→ **Problem description**
The listing below must be repeated word for word, with its images excluded.

## Begin

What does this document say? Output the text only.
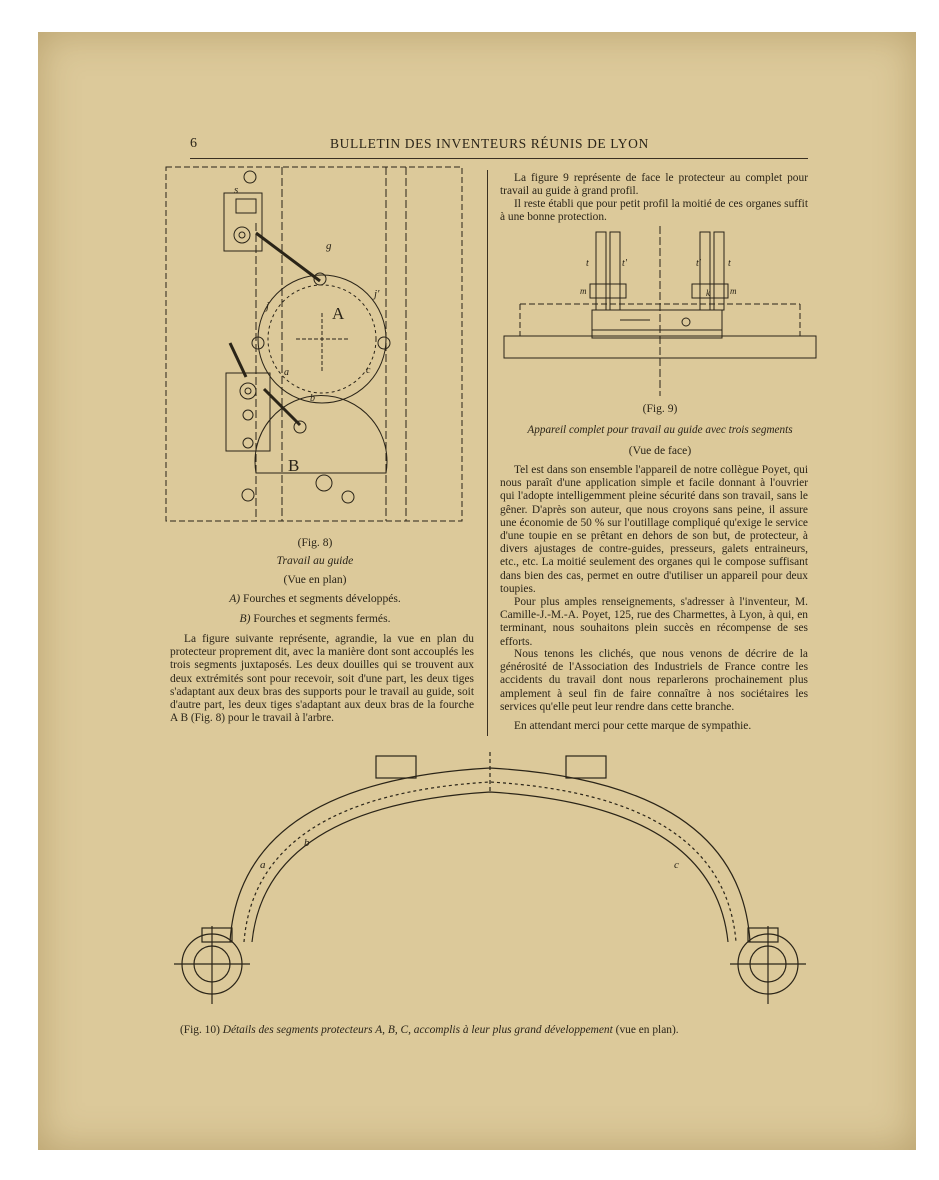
6	BULLETIN DES INVENTEURS RÉUNIS DE LYON
s
g
j
j'
A
a
b
c
B
(Fig. 8)
Travail au guide
(Vue en plan)
A) Fourches et segments développés.
B) Fourches et segments fermés.
La figure suivante représente, agrandie, la vue en plan du protecteur proprement dit, avec la manière dont sont accouplés les trois segments juxtaposés. Les deux douilles qui se trouvent aux deux extrémités sont pour recevoir, soit d'une part, les deux tiges s'adaptant aux deux bras des supports pour le travail au guide, soit d'autre part, les deux tiges s'adaptant aux deux bras de la fourche A B (Fig. 8) pour le travail à l'arbre.
La figure 9 représente de face le protecteur au complet pour travail au guide à grand profil.
Il reste établi que pour petit profil la moitié de ces organes suffit à une bonne protection.
t	t'	t'	t
m	m
k
(Fig. 9)
Appareil complet pour travail au guide avec trois segments
(Vue de face)
Tel est dans son ensemble l'appareil de notre collègue Poyet, qui nous paraît d'une application simple et facile donnant à l'ouvrier qui l'adopte intelligemment pleine sécurité dans son travail, sans le gêner. D'après son auteur, que nous croyons sans peine, il assure une économie de 50 % sur l'outillage compliqué qu'exige le service d'une toupie en se prêtant en dehors de son but, de protecteur, à divers ajustages de contre-guides, presseurs, galets entraineurs, etc., etc. La moitié seulement des organes qui le compose suffisant dans bien des cas, permet en outre d'utiliser un appareil pour deux toupies.
Pour plus amples renseignements, s'adresser à l'inventeur, M. Camille-J.-M.-A. Poyet, 125, rue des Charmettes, à Lyon, à qui, en terminant, nous souhaitons plein succès en récompense de ses efforts.
Nous tenons les clichés, que nous venons de décrire de la générosité de l'Association des Industriels de France contre les accidents du travail dont nous reparlerons prochainement plus amplement à seul fin de faire connaître à nos sociétaires les services qu'elle peut leur rendre dans cette branche.
En attendant merci pour cette marque de sympathie.
a
b
c
(Fig. 10) Détails des segments protecteurs A, B, C, accomplis à leur plus grand développement (vue en plan).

## End

→ **Response for this exercise**
What does this document say? Output the text only.
6	BULLETIN DES INVENTEURS RÉUNIS DE LYON
s
g
j
j'
A
a
b
c
B
(Fig. 8)
Travail au guide
(Vue en plan)
A) Fourches et segments développés.
B) Fourches et segments fermés.
La figure suivante représente, agrandie, la vue en plan du protecteur proprement dit, avec la manière dont sont accouplés les trois segments juxtaposés. Les deux douilles qui se trouvent aux deux extrémités sont pour recevoir, soit d'une part, les deux tiges s'adaptant aux deux bras des supports pour le travail au guide, soit d'autre part, les deux tiges s'adaptant aux deux bras de la fourche A B (Fig. 8) pour le travail à l'arbre.
La figure 9 représente de face le protecteur au complet pour travail au guide à grand profil.
Il reste établi que pour petit profil la moitié de ces organes suffit à une bonne protection.
t	t'	t'	t
m	m
k
(Fig. 9)
Appareil complet pour travail au guide avec trois segments
(Vue de face)
Tel est dans son ensemble l'appareil de notre collègue Poyet, qui nous paraît d'une application simple et facile donnant à l'ouvrier qui l'adopte intelligemment pleine sécurité dans son travail, sans le gêner. D'après son auteur, que nous croyons sans peine, il assure une économie de 50 % sur l'outillage compliqué qu'exige le service d'une toupie en se prêtant en dehors de son but, de protecteur, à divers ajustages de contre-guides, presseurs, galets entraineurs, etc., etc. La moitié seulement des organes qui le compose suffisant dans bien des cas, permet en outre d'utiliser un appareil pour deux toupies.
Pour plus amples renseignements, s'adresser à l'inventeur, M. Camille-J.-M.-A. Poyet, 125, rue des Charmettes, à Lyon, à qui, en terminant, nous souhaitons plein succès en récompense de ses efforts.
Nous tenons les clichés, que nous venons de décrire de la générosité de l'Association des Industriels de France contre les accidents du travail dont nous reparlerons prochainement plus amplement à seul fin de faire connaître à nos sociétaires les services qu'elle peut leur rendre dans cette branche.
En attendant merci pour cette marque de sympathie.
a
b
c
(Fig. 10) Détails des segments protecteurs A, B, C, accomplis à leur plus grand développement (vue en plan).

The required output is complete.